[Data records]
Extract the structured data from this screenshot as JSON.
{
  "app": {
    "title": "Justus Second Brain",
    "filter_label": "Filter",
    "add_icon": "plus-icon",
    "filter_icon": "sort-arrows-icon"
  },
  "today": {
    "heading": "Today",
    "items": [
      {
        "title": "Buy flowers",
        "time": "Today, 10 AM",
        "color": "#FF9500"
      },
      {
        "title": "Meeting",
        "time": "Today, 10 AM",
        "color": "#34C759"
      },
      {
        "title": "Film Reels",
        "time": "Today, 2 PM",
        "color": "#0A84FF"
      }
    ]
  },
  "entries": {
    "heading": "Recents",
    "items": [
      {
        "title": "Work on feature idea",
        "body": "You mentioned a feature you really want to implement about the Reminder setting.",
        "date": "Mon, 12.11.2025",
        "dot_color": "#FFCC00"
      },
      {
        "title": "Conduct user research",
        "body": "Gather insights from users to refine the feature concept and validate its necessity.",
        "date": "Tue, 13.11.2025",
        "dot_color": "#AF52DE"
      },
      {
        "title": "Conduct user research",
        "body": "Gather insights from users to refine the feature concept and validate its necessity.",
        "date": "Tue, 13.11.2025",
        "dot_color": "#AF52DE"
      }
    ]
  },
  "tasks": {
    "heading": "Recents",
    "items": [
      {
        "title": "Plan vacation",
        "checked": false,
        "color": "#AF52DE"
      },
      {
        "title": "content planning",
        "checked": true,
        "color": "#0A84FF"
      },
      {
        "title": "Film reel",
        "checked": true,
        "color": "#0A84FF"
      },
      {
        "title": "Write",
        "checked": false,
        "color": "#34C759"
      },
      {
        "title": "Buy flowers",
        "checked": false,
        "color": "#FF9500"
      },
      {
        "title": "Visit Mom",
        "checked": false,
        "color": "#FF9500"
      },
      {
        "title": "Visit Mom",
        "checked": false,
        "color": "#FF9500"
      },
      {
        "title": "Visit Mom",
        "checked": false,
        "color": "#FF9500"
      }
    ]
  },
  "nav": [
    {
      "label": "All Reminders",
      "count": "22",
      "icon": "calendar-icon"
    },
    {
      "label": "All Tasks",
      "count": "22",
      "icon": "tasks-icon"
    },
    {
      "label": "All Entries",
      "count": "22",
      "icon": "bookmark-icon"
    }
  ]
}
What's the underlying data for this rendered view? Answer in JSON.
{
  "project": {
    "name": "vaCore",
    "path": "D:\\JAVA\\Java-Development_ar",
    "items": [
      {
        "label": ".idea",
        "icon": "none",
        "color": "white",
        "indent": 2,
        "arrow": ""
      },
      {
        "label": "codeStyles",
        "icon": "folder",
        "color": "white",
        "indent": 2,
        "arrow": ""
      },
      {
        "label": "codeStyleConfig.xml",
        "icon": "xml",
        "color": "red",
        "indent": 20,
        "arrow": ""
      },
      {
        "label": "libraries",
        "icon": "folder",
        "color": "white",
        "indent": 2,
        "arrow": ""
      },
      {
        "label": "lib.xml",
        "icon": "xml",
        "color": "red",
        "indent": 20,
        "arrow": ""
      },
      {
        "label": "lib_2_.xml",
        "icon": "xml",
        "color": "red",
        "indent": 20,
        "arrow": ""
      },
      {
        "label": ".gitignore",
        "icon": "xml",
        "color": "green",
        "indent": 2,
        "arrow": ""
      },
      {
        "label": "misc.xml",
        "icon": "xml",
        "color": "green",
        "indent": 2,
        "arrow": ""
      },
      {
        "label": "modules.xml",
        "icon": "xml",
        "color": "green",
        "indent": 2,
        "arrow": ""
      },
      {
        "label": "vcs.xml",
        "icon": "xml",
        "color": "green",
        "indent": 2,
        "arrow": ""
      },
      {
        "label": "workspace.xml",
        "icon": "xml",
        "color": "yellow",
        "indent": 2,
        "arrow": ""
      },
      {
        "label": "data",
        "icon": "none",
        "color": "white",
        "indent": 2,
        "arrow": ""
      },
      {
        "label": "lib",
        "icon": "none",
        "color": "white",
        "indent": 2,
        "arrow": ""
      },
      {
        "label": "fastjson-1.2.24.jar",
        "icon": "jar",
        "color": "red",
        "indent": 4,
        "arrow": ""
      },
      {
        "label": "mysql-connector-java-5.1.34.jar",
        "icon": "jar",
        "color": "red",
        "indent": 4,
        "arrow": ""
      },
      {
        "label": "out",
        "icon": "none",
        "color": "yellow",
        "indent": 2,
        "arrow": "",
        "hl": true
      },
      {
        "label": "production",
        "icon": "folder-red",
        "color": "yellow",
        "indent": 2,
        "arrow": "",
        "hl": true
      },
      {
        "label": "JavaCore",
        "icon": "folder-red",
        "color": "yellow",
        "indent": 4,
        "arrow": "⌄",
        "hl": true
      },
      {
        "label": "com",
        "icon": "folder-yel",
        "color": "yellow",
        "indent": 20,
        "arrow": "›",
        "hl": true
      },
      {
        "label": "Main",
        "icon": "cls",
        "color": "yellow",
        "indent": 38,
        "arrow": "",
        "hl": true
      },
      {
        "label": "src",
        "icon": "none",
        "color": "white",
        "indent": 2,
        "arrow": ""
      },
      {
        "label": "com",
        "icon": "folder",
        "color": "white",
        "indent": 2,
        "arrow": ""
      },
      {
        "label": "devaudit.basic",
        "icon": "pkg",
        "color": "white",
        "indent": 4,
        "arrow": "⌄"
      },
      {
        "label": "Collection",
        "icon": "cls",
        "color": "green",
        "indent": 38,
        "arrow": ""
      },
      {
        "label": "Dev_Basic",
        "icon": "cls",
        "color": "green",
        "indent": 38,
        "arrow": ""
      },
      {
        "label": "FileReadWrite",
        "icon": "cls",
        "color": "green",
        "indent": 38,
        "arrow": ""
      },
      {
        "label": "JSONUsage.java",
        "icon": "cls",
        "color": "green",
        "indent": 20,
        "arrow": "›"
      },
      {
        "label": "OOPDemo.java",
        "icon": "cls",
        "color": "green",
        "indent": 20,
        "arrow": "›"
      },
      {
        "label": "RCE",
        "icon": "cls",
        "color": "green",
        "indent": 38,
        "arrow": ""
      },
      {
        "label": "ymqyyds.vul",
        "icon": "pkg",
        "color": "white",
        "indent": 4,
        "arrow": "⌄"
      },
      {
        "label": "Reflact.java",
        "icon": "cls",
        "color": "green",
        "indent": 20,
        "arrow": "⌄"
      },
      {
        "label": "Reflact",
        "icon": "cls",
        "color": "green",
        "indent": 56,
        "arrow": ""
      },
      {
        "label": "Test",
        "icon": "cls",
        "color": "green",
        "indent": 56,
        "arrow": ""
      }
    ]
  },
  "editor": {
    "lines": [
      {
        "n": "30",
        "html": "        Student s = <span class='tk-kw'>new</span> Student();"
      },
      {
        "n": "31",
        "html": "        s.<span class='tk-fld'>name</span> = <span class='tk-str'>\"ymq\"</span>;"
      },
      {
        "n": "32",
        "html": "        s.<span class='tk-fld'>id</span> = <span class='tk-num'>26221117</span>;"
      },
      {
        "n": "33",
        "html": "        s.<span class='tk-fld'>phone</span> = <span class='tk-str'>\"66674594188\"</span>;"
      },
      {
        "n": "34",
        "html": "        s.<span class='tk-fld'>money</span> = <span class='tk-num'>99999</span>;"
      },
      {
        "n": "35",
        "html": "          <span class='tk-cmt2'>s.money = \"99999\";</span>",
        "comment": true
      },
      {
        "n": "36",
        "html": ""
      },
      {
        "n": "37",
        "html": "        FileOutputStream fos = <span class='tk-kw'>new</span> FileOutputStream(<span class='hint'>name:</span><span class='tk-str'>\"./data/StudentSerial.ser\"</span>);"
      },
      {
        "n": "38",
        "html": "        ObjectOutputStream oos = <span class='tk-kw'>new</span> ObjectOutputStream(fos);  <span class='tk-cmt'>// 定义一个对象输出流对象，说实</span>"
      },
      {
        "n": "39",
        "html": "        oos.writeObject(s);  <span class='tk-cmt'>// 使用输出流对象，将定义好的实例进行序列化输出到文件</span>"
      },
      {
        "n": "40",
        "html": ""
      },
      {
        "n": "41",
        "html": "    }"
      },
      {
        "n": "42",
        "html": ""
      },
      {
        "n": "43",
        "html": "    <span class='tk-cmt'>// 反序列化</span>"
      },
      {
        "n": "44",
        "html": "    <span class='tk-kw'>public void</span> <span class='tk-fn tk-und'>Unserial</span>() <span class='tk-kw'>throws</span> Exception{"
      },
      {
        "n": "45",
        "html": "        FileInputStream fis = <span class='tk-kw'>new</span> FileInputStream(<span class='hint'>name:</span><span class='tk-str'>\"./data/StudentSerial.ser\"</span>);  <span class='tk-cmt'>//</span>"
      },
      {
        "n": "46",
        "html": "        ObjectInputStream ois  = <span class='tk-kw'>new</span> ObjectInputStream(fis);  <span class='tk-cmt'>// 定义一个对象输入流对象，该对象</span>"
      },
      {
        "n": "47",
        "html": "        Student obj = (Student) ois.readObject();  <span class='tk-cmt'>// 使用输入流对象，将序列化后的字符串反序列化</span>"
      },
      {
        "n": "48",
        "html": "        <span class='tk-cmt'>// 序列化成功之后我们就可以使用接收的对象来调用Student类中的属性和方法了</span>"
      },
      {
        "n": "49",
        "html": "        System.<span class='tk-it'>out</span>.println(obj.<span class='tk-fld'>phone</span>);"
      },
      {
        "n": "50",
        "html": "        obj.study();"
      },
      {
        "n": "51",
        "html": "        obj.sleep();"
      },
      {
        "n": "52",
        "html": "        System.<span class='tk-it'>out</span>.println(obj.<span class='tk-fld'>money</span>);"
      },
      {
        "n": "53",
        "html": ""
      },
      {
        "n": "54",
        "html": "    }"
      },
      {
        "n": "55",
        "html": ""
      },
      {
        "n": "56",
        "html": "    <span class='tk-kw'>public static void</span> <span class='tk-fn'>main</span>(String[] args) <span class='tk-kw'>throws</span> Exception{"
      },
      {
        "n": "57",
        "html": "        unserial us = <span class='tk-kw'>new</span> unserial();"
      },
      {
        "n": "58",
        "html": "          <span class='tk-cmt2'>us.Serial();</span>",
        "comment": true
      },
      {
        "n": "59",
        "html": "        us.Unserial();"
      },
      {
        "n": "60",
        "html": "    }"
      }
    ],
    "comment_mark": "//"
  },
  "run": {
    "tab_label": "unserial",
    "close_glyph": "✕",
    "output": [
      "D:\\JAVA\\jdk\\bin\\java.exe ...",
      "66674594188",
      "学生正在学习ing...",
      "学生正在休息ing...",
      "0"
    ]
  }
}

What to produce |
Make a copy of each line that contains the string "feature".

Answer below |
        "title": "Work on feature idea",
        "body": "You mentioned a feature you really want to implement about the Reminder setting.",
        "body": "Gather insights from users to refine the feature concept and validate its necessity.",
        "body": "Gather insights from users to refine the feature concept and validate its necessity.",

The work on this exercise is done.